Transcribe every entry below word for word, but skip the pictures.

* begin DATASET EXCERPTS *

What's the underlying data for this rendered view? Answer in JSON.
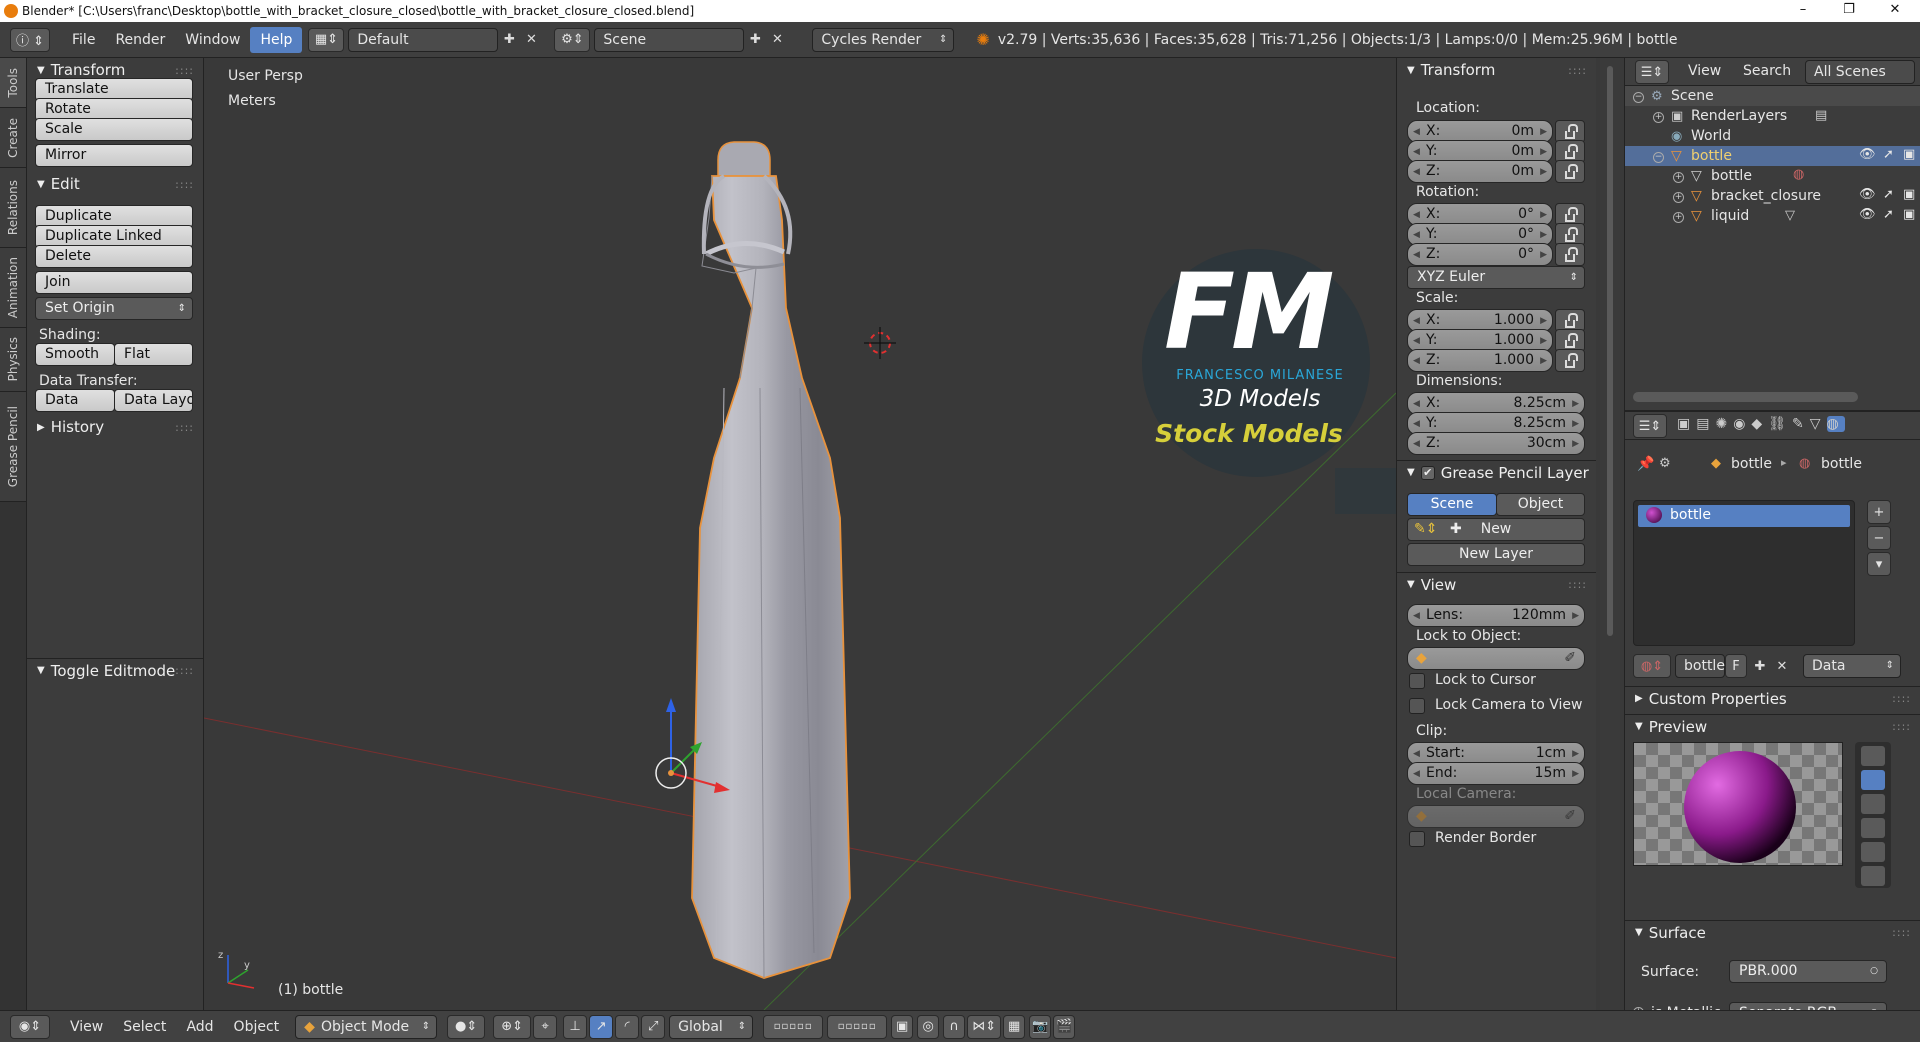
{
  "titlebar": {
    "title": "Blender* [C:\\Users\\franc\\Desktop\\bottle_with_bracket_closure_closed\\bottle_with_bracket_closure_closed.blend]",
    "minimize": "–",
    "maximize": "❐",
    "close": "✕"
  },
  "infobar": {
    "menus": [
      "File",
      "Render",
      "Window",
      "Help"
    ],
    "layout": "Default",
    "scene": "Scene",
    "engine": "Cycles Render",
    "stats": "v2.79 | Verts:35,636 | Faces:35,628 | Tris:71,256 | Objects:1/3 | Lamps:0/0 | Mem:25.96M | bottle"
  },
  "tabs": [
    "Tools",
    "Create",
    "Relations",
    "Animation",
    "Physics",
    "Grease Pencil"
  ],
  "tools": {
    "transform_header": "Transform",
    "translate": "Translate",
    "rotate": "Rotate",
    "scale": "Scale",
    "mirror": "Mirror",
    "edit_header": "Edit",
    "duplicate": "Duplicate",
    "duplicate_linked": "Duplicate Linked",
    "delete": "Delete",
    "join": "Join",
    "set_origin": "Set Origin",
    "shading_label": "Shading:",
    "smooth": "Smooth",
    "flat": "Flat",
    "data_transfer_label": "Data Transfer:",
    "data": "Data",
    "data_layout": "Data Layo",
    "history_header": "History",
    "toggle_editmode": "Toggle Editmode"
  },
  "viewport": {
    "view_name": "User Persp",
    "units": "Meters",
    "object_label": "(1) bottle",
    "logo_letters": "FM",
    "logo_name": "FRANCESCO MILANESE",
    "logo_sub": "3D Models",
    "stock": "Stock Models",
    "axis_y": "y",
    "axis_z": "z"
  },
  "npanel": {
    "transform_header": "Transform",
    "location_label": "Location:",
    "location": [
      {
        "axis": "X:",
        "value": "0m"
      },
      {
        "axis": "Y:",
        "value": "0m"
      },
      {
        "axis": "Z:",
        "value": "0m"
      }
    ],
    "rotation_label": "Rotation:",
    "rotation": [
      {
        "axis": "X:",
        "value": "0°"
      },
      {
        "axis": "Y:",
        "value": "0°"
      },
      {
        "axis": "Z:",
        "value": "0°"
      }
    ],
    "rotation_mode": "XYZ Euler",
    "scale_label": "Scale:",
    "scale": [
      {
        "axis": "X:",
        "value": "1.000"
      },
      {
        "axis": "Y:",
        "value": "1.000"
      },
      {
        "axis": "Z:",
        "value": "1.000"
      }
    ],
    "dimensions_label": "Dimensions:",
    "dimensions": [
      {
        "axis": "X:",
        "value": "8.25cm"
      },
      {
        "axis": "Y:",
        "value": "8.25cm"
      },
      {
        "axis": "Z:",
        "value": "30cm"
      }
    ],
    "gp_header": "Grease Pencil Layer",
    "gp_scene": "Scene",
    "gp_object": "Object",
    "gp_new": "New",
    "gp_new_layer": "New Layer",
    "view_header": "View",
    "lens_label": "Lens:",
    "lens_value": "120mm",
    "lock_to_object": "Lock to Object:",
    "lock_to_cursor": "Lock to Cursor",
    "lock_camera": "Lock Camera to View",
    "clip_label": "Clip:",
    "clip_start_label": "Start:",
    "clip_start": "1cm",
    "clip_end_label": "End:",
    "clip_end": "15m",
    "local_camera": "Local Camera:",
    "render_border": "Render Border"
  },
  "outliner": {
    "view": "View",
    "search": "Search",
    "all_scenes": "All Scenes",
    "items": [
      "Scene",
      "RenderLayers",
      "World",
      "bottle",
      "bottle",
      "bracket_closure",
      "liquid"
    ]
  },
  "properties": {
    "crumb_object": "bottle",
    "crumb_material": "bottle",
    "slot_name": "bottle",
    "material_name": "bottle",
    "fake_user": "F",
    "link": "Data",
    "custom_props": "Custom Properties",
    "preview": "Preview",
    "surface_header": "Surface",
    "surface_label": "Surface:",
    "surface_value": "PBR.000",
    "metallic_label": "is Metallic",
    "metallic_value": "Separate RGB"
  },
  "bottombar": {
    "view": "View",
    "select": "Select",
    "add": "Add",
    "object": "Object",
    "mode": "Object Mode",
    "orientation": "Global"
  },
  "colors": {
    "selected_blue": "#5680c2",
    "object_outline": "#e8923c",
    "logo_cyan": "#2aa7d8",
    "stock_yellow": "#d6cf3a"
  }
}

* end DATASET EXCERPTS *

◆ **COMPLETED EXERCISE**:
What's the underlying data for this rendered view? Answer in JSON.
{
  "titlebar": {
    "title": "Blender* [C:\\Users\\franc\\Desktop\\bottle_with_bracket_closure_closed\\bottle_with_bracket_closure_closed.blend]",
    "minimize": "–",
    "maximize": "❐",
    "close": "✕"
  },
  "infobar": {
    "menus": [
      "File",
      "Render",
      "Window",
      "Help"
    ],
    "layout": "Default",
    "scene": "Scene",
    "engine": "Cycles Render",
    "stats": "v2.79 | Verts:35,636 | Faces:35,628 | Tris:71,256 | Objects:1/3 | Lamps:0/0 | Mem:25.96M | bottle"
  },
  "tabs": [
    "Tools",
    "Create",
    "Relations",
    "Animation",
    "Physics",
    "Grease Pencil"
  ],
  "tools": {
    "transform_header": "Transform",
    "translate": "Translate",
    "rotate": "Rotate",
    "scale": "Scale",
    "mirror": "Mirror",
    "edit_header": "Edit",
    "duplicate": "Duplicate",
    "duplicate_linked": "Duplicate Linked",
    "delete": "Delete",
    "join": "Join",
    "set_origin": "Set Origin",
    "shading_label": "Shading:",
    "smooth": "Smooth",
    "flat": "Flat",
    "data_transfer_label": "Data Transfer:",
    "data": "Data",
    "data_layout": "Data Layo",
    "history_header": "History",
    "toggle_editmode": "Toggle Editmode"
  },
  "viewport": {
    "view_name": "User Persp",
    "units": "Meters",
    "object_label": "(1) bottle",
    "logo_letters": "FM",
    "logo_name": "FRANCESCO MILANESE",
    "logo_sub": "3D Models",
    "stock": "Stock Models",
    "axis_y": "y",
    "axis_z": "z"
  },
  "npanel": {
    "transform_header": "Transform",
    "location_label": "Location:",
    "location": [
      {
        "axis": "X:",
        "value": "0m"
      },
      {
        "axis": "Y:",
        "value": "0m"
      },
      {
        "axis": "Z:",
        "value": "0m"
      }
    ],
    "rotation_label": "Rotation:",
    "rotation": [
      {
        "axis": "X:",
        "value": "0°"
      },
      {
        "axis": "Y:",
        "value": "0°"
      },
      {
        "axis": "Z:",
        "value": "0°"
      }
    ],
    "rotation_mode": "XYZ Euler",
    "scale_label": "Scale:",
    "scale": [
      {
        "axis": "X:",
        "value": "1.000"
      },
      {
        "axis": "Y:",
        "value": "1.000"
      },
      {
        "axis": "Z:",
        "value": "1.000"
      }
    ],
    "dimensions_label": "Dimensions:",
    "dimensions": [
      {
        "axis": "X:",
        "value": "8.25cm"
      },
      {
        "axis": "Y:",
        "value": "8.25cm"
      },
      {
        "axis": "Z:",
        "value": "30cm"
      }
    ],
    "gp_header": "Grease Pencil Layer",
    "gp_scene": "Scene",
    "gp_object": "Object",
    "gp_new": "New",
    "gp_new_layer": "New Layer",
    "view_header": "View",
    "lens_label": "Lens:",
    "lens_value": "120mm",
    "lock_to_object": "Lock to Object:",
    "lock_to_cursor": "Lock to Cursor",
    "lock_camera": "Lock Camera to View",
    "clip_label": "Clip:",
    "clip_start_label": "Start:",
    "clip_start": "1cm",
    "clip_end_label": "End:",
    "clip_end": "15m",
    "local_camera": "Local Camera:",
    "render_border": "Render Border"
  },
  "outliner": {
    "view": "View",
    "search": "Search",
    "all_scenes": "All Scenes",
    "items": [
      "Scene",
      "RenderLayers",
      "World",
      "bottle",
      "bottle",
      "bracket_closure",
      "liquid"
    ]
  },
  "properties": {
    "crumb_object": "bottle",
    "crumb_material": "bottle",
    "slot_name": "bottle",
    "material_name": "bottle",
    "fake_user": "F",
    "link": "Data",
    "custom_props": "Custom Properties",
    "preview": "Preview",
    "surface_header": "Surface",
    "surface_label": "Surface:",
    "surface_value": "PBR.000",
    "metallic_label": "is Metallic",
    "metallic_value": "Separate RGB"
  },
  "bottombar": {
    "view": "View",
    "select": "Select",
    "add": "Add",
    "object": "Object",
    "mode": "Object Mode",
    "orientation": "Global"
  },
  "colors": {
    "selected_blue": "#5680c2",
    "object_outline": "#e8923c",
    "logo_cyan": "#2aa7d8",
    "stock_yellow": "#d6cf3a"
  }
}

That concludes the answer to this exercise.